Task to carry out:
All of the entries need to be written out again, exactly as they are.
+++ Listing
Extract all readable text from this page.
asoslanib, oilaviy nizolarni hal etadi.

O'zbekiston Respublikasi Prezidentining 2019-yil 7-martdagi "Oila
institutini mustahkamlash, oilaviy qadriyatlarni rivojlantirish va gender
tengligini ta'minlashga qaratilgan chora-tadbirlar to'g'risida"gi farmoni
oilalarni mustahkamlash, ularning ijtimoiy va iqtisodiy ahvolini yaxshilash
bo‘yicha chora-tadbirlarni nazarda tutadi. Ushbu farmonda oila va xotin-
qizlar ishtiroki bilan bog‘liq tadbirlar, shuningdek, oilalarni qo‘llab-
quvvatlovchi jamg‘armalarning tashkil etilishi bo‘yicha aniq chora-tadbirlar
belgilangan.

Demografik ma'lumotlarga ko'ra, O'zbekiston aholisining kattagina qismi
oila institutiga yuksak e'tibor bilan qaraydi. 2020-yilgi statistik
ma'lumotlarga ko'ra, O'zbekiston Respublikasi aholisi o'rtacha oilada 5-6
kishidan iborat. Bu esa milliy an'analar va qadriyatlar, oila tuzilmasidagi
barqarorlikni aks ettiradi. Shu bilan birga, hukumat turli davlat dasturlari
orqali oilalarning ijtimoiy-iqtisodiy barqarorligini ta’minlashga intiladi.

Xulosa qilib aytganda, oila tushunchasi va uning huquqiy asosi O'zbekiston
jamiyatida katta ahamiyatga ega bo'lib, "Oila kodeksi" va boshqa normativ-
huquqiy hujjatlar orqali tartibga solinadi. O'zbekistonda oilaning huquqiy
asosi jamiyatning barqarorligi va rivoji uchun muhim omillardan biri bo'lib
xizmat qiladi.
++++++
Answer to this exercise:
Extract all readable text from this page.
asoslanib, oilaviy nizolarni hal etadi.

O'zbekiston Respublikasi Prezidentining 2019-yil 7-martdagi "Oila
institutini mustahkamlash, oilaviy qadriyatlarni rivojlantirish va gender
tengligini ta'minlashga qaratilgan chora-tadbirlar to'g'risida"gi farmoni
oilalarni mustahkamlash, ularning ijtimoiy va iqtisodiy ahvolini yaxshilash
bo‘yicha chora-tadbirlarni nazarda tutadi. Ushbu farmonda oila va xotin-
qizlar ishtiroki bilan bog‘liq tadbirlar, shuningdek, oilalarni qo‘llab-
quvvatlovchi jamg‘armalarning tashkil etilishi bo‘yicha aniq chora-tadbirlar
belgilangan.

Demografik ma'lumotlarga ko'ra, O'zbekiston aholisining kattagina qismi
oila institutiga yuksak e'tibor bilan qaraydi. 2020-yilgi statistik
ma'lumotlarga ko'ra, O'zbekiston Respublikasi aholisi o'rtacha oilada 5-6
kishidan iborat. Bu esa milliy an'analar va qadriyatlar, oila tuzilmasidagi
barqarorlikni aks ettiradi. Shu bilan birga, hukumat turli davlat dasturlari
orqali oilalarning ijtimoiy-iqtisodiy barqarorligini ta’minlashga intiladi.

Xulosa qilib aytganda, oila tushunchasi va uning huquqiy asosi O'zbekiston
jamiyatida katta ahamiyatga ega bo'lib, "Oila kodeksi" va boshqa normativ-
huquqiy hujjatlar orqali tartibga solinadi. O'zbekistonda oilaning huquqiy
asosi jamiyatning barqarorligi va rivoji uchun muhim omillardan biri bo'lib
xizmat qiladi.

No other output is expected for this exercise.